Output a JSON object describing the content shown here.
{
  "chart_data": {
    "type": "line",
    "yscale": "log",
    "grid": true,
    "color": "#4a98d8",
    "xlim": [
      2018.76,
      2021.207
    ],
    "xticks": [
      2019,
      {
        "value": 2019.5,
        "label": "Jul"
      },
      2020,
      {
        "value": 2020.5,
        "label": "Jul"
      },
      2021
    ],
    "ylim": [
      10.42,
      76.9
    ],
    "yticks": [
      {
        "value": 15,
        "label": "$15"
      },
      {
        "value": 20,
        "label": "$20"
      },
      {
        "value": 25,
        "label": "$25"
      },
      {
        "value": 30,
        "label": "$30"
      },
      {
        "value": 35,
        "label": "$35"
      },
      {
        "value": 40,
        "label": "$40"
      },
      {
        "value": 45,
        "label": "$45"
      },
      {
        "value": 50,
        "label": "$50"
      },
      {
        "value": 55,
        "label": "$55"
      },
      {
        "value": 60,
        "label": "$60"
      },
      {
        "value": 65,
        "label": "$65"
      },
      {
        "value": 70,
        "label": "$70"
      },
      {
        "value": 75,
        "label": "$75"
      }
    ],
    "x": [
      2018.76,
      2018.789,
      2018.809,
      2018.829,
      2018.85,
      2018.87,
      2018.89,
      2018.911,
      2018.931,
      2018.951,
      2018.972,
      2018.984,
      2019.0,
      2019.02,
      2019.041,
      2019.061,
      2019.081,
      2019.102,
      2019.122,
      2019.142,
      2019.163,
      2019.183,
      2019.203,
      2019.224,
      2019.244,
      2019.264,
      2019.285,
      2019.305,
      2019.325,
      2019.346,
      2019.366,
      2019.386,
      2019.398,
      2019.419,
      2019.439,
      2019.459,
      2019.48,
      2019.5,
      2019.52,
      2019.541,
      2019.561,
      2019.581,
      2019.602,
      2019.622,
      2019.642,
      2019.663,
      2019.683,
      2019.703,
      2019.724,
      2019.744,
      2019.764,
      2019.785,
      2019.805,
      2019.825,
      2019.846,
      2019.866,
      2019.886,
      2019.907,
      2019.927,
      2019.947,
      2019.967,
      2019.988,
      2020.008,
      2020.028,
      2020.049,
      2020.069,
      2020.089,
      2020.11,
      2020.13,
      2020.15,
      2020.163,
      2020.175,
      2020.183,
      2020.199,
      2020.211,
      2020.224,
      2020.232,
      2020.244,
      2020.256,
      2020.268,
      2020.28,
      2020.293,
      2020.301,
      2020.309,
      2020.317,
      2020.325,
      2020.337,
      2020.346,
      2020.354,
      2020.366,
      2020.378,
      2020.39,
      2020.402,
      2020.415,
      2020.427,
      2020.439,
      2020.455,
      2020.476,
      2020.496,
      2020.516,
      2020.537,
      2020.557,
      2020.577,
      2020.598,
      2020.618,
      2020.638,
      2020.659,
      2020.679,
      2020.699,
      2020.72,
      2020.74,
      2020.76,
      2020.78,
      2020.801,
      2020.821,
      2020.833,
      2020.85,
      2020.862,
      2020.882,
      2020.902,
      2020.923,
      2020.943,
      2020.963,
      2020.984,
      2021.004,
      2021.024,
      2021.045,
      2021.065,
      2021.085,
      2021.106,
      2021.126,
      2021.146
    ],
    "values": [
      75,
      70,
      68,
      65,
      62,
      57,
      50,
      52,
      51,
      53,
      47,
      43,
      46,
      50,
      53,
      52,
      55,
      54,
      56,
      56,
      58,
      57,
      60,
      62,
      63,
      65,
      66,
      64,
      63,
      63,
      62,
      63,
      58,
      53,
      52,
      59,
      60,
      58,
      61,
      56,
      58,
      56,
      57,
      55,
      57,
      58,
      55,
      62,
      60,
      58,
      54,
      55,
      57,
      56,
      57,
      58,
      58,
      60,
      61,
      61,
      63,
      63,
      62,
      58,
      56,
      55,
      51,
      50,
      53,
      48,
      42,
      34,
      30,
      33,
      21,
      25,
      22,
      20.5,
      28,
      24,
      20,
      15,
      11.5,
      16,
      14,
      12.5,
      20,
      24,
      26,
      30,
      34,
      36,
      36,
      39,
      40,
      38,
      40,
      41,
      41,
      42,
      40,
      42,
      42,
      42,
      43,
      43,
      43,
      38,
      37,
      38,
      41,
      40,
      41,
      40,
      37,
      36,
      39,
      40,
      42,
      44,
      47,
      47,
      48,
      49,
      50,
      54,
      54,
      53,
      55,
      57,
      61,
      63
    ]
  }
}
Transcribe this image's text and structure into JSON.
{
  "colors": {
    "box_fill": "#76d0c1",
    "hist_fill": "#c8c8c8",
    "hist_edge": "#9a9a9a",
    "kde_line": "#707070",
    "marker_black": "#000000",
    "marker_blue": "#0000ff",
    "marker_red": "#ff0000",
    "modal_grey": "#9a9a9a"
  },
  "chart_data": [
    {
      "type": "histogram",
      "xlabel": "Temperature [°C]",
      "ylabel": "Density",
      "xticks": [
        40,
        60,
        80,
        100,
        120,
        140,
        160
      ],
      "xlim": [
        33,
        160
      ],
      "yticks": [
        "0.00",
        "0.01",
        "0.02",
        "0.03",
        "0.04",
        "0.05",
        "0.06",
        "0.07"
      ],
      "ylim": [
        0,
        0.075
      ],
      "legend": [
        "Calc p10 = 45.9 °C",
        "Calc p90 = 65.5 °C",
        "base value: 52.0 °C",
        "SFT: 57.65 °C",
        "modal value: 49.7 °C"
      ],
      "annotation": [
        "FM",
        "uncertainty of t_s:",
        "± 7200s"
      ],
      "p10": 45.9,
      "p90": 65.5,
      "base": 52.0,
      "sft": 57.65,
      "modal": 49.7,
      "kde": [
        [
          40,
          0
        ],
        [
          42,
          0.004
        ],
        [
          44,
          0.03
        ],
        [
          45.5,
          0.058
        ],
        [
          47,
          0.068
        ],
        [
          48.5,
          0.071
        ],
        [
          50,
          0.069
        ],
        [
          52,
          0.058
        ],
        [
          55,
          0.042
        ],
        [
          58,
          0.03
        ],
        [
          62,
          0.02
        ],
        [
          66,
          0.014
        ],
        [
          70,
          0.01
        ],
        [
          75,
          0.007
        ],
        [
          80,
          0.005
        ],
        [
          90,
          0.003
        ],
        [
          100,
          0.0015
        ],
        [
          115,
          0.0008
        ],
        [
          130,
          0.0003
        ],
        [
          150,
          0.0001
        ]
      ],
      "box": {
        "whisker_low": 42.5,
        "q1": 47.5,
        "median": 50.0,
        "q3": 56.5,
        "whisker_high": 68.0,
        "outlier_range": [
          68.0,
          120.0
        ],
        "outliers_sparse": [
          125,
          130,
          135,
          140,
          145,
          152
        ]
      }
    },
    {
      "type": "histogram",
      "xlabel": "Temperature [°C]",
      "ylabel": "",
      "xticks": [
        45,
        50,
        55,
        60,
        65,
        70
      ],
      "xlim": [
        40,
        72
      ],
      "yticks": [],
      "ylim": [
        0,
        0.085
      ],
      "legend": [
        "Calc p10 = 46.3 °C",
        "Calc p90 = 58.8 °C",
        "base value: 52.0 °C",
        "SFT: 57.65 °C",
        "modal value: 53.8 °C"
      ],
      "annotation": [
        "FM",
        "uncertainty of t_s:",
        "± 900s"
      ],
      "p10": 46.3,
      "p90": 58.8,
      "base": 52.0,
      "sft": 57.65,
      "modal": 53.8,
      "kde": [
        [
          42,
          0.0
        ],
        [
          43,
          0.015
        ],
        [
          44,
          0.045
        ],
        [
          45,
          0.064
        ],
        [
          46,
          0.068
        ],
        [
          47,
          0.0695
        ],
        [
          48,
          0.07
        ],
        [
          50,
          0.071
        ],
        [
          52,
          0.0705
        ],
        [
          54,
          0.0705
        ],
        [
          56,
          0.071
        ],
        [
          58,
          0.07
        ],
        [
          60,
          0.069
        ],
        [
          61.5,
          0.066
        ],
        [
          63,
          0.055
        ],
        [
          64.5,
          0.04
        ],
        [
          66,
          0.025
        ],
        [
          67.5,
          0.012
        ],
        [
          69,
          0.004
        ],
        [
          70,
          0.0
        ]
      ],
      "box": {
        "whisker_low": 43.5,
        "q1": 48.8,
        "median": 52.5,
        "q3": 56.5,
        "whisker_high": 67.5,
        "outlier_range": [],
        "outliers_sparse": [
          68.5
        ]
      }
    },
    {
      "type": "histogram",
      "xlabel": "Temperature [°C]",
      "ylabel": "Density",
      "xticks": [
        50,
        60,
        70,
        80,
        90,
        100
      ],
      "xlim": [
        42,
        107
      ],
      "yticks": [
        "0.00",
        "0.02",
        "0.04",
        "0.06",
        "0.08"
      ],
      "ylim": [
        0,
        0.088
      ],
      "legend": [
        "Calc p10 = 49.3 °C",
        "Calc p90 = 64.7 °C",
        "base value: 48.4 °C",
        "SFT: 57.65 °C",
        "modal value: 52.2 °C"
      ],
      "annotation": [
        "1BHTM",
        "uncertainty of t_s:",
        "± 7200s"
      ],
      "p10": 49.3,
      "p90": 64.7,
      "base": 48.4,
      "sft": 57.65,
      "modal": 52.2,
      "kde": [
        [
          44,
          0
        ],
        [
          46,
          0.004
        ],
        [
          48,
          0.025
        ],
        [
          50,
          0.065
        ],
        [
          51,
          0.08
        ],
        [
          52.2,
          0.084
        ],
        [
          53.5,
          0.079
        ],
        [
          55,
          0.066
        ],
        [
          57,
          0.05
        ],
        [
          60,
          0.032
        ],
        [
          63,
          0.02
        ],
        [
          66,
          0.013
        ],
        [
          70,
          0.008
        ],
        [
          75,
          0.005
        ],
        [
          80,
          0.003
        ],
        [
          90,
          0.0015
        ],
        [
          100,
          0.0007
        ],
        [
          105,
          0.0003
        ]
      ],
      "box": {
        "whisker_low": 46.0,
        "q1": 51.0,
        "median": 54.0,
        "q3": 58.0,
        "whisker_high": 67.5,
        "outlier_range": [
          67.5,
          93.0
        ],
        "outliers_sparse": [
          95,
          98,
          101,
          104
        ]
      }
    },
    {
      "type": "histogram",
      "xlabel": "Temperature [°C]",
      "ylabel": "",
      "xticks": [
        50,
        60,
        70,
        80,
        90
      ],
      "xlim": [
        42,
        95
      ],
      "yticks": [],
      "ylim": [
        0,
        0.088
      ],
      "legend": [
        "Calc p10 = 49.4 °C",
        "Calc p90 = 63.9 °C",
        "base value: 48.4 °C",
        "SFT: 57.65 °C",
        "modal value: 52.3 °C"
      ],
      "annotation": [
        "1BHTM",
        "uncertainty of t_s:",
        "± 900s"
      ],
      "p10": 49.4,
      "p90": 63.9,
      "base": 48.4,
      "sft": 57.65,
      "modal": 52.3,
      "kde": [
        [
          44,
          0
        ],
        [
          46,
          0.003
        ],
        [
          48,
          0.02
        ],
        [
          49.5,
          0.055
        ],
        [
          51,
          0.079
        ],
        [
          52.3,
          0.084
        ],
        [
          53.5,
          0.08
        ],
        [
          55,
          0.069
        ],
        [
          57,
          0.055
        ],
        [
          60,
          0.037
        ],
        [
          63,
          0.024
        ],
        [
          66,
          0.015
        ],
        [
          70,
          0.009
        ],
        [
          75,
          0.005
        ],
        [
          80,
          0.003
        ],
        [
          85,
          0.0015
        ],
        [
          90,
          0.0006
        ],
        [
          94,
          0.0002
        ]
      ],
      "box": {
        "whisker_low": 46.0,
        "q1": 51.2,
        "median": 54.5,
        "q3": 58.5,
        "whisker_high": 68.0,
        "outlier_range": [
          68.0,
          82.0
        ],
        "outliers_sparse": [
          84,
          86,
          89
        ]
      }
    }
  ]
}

## Request
Scan the records above for the string "JSON", then select every line that holds it.

## Answer for this exercise
Output a JSON object describing the content shown here.
Transcribe this image's text and structure into JSON.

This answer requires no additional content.